What is required
Only the number is wanted: count the lines that include the word "тёмный".
----
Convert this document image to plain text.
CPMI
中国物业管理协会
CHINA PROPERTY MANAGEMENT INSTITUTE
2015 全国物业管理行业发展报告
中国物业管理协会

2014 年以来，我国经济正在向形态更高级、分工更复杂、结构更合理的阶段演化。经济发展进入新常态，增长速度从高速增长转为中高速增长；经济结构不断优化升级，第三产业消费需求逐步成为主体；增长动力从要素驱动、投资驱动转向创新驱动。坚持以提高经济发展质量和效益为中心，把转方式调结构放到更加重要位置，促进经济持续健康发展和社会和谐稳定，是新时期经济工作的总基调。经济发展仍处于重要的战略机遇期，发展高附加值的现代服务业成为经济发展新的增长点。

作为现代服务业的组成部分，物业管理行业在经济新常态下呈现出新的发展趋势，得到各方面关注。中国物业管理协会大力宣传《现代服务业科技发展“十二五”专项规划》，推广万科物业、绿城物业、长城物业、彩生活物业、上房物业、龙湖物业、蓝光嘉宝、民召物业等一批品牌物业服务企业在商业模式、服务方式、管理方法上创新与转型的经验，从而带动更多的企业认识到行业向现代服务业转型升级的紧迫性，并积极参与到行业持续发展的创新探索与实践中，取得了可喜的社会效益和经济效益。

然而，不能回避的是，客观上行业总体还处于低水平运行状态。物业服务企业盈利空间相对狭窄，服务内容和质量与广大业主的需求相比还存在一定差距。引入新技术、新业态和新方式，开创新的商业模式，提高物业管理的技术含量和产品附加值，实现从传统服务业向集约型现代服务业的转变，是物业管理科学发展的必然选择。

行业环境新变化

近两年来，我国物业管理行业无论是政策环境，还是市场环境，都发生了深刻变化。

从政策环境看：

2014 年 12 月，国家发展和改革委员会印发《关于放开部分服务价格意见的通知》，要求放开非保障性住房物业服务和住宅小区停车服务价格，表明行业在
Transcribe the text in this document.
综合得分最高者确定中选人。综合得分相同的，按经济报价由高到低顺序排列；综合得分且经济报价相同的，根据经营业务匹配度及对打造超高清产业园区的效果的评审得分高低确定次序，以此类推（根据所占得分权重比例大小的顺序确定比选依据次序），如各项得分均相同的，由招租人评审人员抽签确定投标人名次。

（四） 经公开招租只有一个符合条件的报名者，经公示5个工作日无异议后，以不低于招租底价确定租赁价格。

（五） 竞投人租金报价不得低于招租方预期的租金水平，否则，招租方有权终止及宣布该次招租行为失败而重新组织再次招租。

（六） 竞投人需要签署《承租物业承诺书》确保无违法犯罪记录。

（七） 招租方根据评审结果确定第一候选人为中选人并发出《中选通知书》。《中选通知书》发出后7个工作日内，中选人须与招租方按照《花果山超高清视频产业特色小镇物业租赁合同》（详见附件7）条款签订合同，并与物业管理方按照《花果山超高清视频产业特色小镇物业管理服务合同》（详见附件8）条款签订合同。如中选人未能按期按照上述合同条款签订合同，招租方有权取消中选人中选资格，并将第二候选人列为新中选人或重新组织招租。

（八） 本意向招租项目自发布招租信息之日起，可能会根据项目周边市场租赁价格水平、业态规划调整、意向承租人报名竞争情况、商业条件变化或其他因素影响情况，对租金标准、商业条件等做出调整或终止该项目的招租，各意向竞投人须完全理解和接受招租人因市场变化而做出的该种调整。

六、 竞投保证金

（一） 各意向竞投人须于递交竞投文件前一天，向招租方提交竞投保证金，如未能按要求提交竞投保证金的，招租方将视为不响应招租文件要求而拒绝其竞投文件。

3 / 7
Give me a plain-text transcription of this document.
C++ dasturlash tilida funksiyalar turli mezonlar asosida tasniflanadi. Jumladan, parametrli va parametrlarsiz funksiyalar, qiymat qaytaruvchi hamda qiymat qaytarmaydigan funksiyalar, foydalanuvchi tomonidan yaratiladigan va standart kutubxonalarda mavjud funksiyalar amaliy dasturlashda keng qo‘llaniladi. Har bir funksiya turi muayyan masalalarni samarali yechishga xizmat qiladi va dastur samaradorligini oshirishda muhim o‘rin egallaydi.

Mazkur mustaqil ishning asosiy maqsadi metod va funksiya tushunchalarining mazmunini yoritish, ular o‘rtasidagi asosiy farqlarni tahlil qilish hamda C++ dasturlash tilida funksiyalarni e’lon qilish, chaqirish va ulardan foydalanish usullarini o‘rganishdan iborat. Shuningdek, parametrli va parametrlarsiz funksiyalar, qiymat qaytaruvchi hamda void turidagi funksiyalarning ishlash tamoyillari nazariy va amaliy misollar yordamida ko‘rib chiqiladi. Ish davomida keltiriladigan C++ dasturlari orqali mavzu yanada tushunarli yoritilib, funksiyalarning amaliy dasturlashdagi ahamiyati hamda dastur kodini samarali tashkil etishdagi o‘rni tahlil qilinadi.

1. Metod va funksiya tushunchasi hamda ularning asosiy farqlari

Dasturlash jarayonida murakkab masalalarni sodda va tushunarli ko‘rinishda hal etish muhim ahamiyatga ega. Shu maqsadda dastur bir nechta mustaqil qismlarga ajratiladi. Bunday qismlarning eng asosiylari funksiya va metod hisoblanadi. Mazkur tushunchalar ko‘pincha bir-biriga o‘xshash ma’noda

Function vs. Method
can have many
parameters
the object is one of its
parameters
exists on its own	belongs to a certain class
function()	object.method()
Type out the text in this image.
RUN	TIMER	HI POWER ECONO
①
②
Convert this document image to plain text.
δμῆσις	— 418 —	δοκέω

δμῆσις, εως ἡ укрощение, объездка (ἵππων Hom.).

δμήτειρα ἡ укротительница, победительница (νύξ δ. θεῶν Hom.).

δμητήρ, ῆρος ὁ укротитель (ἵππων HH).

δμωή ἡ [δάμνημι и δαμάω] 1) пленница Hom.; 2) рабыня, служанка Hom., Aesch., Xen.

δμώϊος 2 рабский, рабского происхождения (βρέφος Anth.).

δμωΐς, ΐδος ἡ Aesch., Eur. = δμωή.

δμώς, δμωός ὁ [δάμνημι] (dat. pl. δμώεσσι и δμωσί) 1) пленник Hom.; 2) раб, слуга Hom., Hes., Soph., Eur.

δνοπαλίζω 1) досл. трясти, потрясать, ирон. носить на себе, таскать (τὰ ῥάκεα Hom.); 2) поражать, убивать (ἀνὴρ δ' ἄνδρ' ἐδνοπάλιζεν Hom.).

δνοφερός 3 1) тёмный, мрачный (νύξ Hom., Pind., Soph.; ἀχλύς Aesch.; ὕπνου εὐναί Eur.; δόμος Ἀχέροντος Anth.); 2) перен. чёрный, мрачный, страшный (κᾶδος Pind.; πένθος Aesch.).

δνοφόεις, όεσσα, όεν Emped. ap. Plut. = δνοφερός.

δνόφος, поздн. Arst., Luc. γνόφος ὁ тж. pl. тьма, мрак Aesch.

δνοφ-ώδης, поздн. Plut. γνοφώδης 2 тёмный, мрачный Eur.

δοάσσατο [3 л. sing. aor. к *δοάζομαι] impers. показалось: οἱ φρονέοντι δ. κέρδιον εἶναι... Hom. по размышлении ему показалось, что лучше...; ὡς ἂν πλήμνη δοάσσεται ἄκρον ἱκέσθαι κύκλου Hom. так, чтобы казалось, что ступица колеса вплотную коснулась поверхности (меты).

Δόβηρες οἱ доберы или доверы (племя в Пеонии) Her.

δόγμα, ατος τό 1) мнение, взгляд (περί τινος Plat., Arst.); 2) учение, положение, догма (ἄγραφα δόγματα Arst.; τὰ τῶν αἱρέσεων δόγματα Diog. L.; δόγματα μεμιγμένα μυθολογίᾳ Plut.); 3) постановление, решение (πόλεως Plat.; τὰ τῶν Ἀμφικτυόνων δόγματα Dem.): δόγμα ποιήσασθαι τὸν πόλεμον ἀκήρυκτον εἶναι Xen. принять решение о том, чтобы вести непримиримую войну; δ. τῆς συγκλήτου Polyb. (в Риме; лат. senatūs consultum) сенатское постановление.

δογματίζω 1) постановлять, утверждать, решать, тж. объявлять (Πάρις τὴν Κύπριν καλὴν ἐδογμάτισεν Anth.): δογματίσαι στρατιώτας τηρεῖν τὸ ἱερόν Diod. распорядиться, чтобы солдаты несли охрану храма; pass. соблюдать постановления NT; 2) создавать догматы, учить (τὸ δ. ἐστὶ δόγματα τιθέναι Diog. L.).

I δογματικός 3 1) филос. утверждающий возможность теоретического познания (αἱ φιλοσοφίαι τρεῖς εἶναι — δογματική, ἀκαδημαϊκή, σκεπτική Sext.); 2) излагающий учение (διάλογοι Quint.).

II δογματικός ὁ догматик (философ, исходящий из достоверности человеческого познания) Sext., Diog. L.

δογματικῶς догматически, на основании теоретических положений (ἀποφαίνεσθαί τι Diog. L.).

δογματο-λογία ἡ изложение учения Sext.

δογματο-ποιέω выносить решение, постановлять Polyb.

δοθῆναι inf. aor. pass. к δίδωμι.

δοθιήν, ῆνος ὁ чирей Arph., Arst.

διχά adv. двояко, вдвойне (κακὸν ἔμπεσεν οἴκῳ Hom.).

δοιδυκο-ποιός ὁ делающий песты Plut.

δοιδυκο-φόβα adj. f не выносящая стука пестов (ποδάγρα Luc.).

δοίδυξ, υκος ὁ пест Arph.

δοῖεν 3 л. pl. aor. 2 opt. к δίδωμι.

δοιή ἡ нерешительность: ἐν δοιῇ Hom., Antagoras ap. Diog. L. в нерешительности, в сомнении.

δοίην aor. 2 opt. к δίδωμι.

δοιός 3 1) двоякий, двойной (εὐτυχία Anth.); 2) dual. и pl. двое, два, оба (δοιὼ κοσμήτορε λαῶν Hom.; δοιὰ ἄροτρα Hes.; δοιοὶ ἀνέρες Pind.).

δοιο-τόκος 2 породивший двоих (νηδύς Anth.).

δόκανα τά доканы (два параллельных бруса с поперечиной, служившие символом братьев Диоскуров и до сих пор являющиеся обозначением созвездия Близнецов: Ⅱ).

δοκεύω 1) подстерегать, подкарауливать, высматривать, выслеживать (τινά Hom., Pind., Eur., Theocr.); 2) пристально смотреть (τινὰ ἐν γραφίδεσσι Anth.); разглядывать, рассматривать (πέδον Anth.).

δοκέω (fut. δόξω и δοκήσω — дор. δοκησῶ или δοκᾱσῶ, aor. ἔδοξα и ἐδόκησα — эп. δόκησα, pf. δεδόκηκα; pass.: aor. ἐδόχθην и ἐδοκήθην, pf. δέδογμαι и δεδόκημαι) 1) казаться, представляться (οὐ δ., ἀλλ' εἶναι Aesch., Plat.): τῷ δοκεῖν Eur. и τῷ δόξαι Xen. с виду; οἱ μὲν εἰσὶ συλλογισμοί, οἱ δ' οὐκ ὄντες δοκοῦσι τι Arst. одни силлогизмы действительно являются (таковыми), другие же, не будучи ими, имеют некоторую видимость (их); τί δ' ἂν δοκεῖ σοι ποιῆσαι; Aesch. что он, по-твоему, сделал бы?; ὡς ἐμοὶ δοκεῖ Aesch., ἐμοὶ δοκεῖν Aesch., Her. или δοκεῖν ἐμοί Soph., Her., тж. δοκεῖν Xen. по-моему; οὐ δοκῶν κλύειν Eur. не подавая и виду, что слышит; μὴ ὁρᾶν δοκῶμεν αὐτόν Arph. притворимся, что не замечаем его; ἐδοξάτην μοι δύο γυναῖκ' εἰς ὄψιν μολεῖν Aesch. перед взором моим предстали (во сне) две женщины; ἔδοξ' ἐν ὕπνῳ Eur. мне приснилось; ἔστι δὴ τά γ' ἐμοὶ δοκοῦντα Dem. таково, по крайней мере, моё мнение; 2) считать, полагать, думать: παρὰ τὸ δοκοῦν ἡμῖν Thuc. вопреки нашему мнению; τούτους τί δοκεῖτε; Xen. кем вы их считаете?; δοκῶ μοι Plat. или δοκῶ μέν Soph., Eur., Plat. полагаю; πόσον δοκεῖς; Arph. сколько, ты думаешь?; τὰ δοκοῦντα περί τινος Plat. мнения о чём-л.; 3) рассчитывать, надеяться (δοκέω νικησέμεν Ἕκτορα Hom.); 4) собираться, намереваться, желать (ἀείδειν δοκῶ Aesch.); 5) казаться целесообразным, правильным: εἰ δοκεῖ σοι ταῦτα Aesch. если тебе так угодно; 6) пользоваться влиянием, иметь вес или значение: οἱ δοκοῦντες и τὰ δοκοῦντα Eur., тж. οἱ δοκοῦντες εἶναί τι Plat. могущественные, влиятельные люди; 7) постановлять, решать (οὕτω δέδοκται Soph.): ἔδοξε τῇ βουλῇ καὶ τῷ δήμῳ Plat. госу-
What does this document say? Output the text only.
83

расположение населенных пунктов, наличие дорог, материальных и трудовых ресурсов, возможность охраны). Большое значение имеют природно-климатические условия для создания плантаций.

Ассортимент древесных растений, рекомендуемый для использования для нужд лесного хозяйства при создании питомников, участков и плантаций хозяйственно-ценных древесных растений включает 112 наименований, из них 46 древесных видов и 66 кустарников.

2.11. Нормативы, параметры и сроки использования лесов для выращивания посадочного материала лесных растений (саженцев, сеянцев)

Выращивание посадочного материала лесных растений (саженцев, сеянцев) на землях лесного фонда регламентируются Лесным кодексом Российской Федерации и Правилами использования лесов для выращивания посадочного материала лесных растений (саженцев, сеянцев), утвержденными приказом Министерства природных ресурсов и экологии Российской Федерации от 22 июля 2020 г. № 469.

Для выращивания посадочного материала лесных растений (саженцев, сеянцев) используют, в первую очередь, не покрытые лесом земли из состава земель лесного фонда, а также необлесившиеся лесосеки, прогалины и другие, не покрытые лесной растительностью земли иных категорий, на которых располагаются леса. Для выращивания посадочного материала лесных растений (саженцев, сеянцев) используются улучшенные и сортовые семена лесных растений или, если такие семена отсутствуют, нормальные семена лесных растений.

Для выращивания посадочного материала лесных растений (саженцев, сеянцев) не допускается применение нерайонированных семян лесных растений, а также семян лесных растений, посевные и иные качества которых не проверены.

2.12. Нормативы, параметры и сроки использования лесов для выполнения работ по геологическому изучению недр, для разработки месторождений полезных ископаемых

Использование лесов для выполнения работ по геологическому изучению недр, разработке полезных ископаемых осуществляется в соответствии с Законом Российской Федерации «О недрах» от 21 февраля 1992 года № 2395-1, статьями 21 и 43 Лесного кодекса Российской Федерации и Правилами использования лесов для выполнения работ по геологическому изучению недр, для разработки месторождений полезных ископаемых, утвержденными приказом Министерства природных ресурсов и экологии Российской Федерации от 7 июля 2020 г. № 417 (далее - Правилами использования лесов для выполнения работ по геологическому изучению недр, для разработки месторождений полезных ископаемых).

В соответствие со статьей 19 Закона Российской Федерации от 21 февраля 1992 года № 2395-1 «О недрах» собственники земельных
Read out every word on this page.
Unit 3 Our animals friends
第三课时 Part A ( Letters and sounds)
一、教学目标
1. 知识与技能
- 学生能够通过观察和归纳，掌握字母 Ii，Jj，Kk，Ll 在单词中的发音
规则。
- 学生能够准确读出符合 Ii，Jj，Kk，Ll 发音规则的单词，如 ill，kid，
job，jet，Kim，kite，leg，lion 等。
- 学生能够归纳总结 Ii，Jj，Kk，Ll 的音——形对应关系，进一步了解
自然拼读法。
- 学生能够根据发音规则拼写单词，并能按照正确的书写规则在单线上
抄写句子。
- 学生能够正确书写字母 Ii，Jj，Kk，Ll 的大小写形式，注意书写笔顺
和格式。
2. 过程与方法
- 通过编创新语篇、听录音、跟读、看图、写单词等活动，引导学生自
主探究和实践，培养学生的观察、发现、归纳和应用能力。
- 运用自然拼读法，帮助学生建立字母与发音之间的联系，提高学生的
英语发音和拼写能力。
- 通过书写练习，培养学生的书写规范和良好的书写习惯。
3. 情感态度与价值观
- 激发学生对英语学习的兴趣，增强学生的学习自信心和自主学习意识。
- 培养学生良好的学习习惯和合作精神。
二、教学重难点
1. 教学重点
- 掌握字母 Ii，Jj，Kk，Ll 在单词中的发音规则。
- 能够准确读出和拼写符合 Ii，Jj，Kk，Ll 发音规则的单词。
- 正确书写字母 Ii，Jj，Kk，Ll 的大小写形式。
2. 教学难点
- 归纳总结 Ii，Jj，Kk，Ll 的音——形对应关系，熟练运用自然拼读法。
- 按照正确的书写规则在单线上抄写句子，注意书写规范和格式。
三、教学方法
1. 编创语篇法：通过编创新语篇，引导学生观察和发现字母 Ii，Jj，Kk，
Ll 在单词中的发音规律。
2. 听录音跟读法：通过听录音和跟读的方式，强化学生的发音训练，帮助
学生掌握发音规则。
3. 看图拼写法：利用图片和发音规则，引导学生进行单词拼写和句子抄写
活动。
----
Result of the task
2